# [The problem]
Reproduce every line of the listing below without any change.

# [Records]
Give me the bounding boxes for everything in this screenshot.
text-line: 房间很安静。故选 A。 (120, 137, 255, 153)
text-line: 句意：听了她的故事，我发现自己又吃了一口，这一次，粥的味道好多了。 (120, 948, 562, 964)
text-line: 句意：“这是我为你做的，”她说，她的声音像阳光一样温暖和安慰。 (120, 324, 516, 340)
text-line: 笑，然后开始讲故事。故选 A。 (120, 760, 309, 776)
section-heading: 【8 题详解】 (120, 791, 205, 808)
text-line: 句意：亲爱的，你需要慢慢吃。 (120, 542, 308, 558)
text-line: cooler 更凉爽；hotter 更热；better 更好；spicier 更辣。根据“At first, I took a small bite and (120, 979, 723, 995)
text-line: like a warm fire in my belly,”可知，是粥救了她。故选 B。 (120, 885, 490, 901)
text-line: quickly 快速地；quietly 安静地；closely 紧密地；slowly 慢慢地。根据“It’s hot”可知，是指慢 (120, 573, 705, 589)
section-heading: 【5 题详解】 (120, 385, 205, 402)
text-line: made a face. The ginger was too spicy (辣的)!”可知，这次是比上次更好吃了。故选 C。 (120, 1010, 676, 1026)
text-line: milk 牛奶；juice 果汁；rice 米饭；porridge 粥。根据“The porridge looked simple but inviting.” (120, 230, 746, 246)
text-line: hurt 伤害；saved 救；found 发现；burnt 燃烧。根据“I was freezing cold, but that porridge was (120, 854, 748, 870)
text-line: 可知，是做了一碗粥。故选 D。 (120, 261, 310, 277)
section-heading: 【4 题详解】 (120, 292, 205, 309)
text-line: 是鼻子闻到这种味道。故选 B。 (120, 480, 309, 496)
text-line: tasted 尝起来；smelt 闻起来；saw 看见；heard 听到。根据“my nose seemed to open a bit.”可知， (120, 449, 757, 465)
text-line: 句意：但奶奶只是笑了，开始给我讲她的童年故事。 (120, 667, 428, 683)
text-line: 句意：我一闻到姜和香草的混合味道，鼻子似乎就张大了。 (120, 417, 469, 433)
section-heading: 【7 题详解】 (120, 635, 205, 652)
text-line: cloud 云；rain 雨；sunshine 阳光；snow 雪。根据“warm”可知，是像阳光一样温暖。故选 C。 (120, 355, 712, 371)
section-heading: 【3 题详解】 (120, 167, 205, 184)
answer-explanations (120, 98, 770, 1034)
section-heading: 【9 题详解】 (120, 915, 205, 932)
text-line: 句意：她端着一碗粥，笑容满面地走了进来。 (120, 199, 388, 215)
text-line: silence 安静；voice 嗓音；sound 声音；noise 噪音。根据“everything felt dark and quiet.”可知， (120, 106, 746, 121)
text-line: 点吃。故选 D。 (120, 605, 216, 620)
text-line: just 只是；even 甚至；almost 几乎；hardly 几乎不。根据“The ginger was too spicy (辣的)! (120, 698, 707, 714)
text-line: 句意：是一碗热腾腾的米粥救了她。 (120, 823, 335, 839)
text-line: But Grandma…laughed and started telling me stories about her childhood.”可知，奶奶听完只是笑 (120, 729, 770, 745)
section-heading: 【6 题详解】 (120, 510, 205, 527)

# [Task solution]
Give me the bounding boxes for everything in this screenshot.
text-line: 房间很安静。故选 A。 (120, 137, 255, 153)
text-line: 句意：听了她的故事，我发现自己又吃了一口，这一次，粥的味道好多了。 (120, 948, 562, 964)
text-line: 句意：“这是我为你做的，”她说，她的声音像阳光一样温暖和安慰。 (120, 324, 516, 340)
text-line: 笑，然后开始讲故事。故选 A。 (120, 760, 309, 776)
section-heading: 【8 题详解】 (120, 791, 205, 808)
text-line: 句意：亲爱的，你需要慢慢吃。 (120, 542, 308, 558)
text-line: cooler 更凉爽；hotter 更热；better 更好；spicier 更辣。根据“At first, I took a small bite and (120, 979, 723, 995)
text-line: like a warm fire in my belly,”可知，是粥救了她。故选 B。 (120, 885, 490, 901)
text-line: quickly 快速地；quietly 安静地；closely 紧密地；slowly 慢慢地。根据“It’s hot”可知，是指慢 (120, 573, 705, 589)
section-heading: 【5 题详解】 (120, 385, 205, 402)
text-line: made a face. The ginger was too spicy (辣的)!”可知，这次是比上次更好吃了。故选 C。 (120, 1010, 676, 1026)
text-line: milk 牛奶；juice 果汁；rice 米饭；porridge 粥。根据“The porridge looked simple but inviting.” (120, 230, 746, 246)
text-line: hurt 伤害；saved 救；found 发现；burnt 燃烧。根据“I was freezing cold, but that porridge was (120, 854, 748, 870)
text-line: 可知，是做了一碗粥。故选 D。 (120, 261, 310, 277)
section-heading: 【4 题详解】 (120, 292, 205, 309)
text-line: 是鼻子闻到这种味道。故选 B。 (120, 480, 309, 496)
text-line: tasted 尝起来；smelt 闻起来；saw 看见；heard 听到。根据“my nose seemed to open a bit.”可知， (120, 449, 757, 465)
text-line: 句意：但奶奶只是笑了，开始给我讲她的童年故事。 (120, 667, 428, 683)
text-line: 句意：我一闻到姜和香草的混合味道，鼻子似乎就张大了。 (120, 417, 469, 433)
section-heading: 【7 题详解】 (120, 635, 205, 652)
text-line: cloud 云；rain 雨；sunshine 阳光；snow 雪。根据“warm”可知，是像阳光一样温暖。故选 C。 (120, 355, 712, 371)
section-heading: 【3 题详解】 (120, 167, 205, 184)
answer-explanations (120, 98, 770, 1034)
section-heading: 【9 题详解】 (120, 915, 205, 932)
text-line: 句意：她端着一碗粥，笑容满面地走了进来。 (120, 199, 388, 215)
text-line: silence 安静；voice 嗓音；sound 声音；noise 噪音。根据“everything felt dark and quiet.”可知， (120, 106, 746, 121)
text-line: 点吃。故选 D。 (120, 605, 216, 620)
text-line: just 只是；even 甚至；almost 几乎；hardly 几乎不。根据“The ginger was too spicy (辣的)! (120, 698, 707, 714)
text-line: 句意：是一碗热腾腾的米粥救了她。 (120, 823, 335, 839)
text-line: But Grandma…laughed and started telling me stories about her childhood.”可知，奶奶听完只是笑 (120, 729, 770, 745)
section-heading: 【6 题详解】 (120, 510, 205, 527)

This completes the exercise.